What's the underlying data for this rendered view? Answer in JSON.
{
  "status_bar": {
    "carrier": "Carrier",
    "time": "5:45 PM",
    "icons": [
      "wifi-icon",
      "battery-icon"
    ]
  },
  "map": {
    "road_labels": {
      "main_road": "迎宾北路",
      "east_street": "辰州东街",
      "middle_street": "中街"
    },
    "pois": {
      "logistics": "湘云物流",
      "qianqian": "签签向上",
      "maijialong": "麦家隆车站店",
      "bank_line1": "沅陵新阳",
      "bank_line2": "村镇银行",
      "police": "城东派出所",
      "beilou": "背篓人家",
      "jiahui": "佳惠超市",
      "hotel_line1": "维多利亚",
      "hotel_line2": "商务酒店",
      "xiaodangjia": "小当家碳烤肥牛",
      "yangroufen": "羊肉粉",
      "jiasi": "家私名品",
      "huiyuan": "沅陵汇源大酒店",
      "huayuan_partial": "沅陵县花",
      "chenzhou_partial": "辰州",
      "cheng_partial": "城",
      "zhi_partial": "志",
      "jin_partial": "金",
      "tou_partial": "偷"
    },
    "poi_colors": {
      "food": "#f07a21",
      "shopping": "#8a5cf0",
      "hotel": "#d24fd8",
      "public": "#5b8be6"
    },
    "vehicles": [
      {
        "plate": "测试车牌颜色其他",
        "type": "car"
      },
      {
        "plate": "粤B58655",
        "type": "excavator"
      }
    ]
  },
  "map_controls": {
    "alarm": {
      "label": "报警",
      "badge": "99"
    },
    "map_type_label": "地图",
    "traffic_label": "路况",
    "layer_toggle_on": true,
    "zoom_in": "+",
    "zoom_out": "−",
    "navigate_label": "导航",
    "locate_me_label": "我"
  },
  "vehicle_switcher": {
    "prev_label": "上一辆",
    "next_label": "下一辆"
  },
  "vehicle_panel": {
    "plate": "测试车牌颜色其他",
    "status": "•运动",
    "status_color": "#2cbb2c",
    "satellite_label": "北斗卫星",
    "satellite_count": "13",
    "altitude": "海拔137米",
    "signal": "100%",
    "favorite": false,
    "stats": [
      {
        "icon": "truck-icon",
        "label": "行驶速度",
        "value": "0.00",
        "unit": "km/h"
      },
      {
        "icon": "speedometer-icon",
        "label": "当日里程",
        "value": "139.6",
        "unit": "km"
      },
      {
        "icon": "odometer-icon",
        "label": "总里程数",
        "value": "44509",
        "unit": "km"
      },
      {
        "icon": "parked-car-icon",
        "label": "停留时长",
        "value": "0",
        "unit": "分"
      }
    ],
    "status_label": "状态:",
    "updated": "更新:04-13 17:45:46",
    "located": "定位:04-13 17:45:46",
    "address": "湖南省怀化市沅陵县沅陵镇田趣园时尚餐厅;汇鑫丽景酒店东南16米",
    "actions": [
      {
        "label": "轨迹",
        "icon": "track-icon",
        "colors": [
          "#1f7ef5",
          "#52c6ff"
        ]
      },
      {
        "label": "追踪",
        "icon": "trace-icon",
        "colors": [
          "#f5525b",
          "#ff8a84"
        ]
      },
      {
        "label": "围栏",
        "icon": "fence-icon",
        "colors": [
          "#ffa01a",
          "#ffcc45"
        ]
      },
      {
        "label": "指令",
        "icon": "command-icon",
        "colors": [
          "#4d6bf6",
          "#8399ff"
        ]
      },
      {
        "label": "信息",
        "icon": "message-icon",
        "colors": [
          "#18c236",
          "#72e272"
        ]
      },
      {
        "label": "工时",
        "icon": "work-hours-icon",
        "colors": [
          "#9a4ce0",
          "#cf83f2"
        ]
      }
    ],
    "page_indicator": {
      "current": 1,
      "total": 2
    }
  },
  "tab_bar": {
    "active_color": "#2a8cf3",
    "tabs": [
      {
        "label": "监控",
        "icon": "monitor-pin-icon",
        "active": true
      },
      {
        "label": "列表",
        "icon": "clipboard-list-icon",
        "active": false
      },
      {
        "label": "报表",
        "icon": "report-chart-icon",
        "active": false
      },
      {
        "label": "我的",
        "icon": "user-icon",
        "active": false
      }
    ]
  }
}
+ + +
◆ Task details
Restate each record word for word.

◆ Output below
What's the underlying data for this rendered view? Answer in JSON.
{
  "status_bar": {
    "carrier": "Carrier",
    "time": "5:45 PM",
    "icons": [
      "wifi-icon",
      "battery-icon"
    ]
  },
  "map": {
    "road_labels": {
      "main_road": "迎宾北路",
      "east_street": "辰州东街",
      "middle_street": "中街"
    },
    "pois": {
      "logistics": "湘云物流",
      "qianqian": "签签向上",
      "maijialong": "麦家隆车站店",
      "bank_line1": "沅陵新阳",
      "bank_line2": "村镇银行",
      "police": "城东派出所",
      "beilou": "背篓人家",
      "jiahui": "佳惠超市",
      "hotel_line1": "维多利亚",
      "hotel_line2": "商务酒店",
      "xiaodangjia": "小当家碳烤肥牛",
      "yangroufen": "羊肉粉",
      "jiasi": "家私名品",
      "huiyuan": "沅陵汇源大酒店",
      "huayuan_partial": "沅陵县花",
      "chenzhou_partial": "辰州",
      "cheng_partial": "城",
      "zhi_partial": "志",
      "jin_partial": "金",
      "tou_partial": "偷"
    },
    "poi_colors": {
      "food": "#f07a21",
      "shopping": "#8a5cf0",
      "hotel": "#d24fd8",
      "public": "#5b8be6"
    },
    "vehicles": [
      {
        "plate": "测试车牌颜色其他",
        "type": "car"
      },
      {
        "plate": "粤B58655",
        "type": "excavator"
      }
    ]
  },
  "map_controls": {
    "alarm": {
      "label": "报警",
      "badge": "99"
    },
    "map_type_label": "地图",
    "traffic_label": "路况",
    "layer_toggle_on": true,
    "zoom_in": "+",
    "zoom_out": "−",
    "navigate_label": "导航",
    "locate_me_label": "我"
  },
  "vehicle_switcher": {
    "prev_label": "上一辆",
    "next_label": "下一辆"
  },
  "vehicle_panel": {
    "plate": "测试车牌颜色其他",
    "status": "•运动",
    "status_color": "#2cbb2c",
    "satellite_label": "北斗卫星",
    "satellite_count": "13",
    "altitude": "海拔137米",
    "signal": "100%",
    "favorite": false,
    "stats": [
      {
        "icon": "truck-icon",
        "label": "行驶速度",
        "value": "0.00",
        "unit": "km/h"
      },
      {
        "icon": "speedometer-icon",
        "label": "当日里程",
        "value": "139.6",
        "unit": "km"
      },
      {
        "icon": "odometer-icon",
        "label": "总里程数",
        "value": "44509",
        "unit": "km"
      },
      {
        "icon": "parked-car-icon",
        "label": "停留时长",
        "value": "0",
        "unit": "分"
      }
    ],
    "status_label": "状态:",
    "updated": "更新:04-13 17:45:46",
    "located": "定位:04-13 17:45:46",
    "address": "湖南省怀化市沅陵县沅陵镇田趣园时尚餐厅;汇鑫丽景酒店东南16米",
    "actions": [
      {
        "label": "轨迹",
        "icon": "track-icon",
        "colors": [
          "#1f7ef5",
          "#52c6ff"
        ]
      },
      {
        "label": "追踪",
        "icon": "trace-icon",
        "colors": [
          "#f5525b",
          "#ff8a84"
        ]
      },
      {
        "label": "围栏",
        "icon": "fence-icon",
        "colors": [
          "#ffa01a",
          "#ffcc45"
        ]
      },
      {
        "label": "指令",
        "icon": "command-icon",
        "colors": [
          "#4d6bf6",
          "#8399ff"
        ]
      },
      {
        "label": "信息",
        "icon": "message-icon",
        "colors": [
          "#18c236",
          "#72e272"
        ]
      },
      {
        "label": "工时",
        "icon": "work-hours-icon",
        "colors": [
          "#9a4ce0",
          "#cf83f2"
        ]
      }
    ],
    "page_indicator": {
      "current": 1,
      "total": 2
    }
  },
  "tab_bar": {
    "active_color": "#2a8cf3",
    "tabs": [
      {
        "label": "监控",
        "icon": "monitor-pin-icon",
        "active": true
      },
      {
        "label": "列表",
        "icon": "clipboard-list-icon",
        "active": false
      },
      {
        "label": "报表",
        "icon": "report-chart-icon",
        "active": false
      },
      {
        "label": "我的",
        "icon": "user-icon",
        "active": false
      }
    ]
  }
}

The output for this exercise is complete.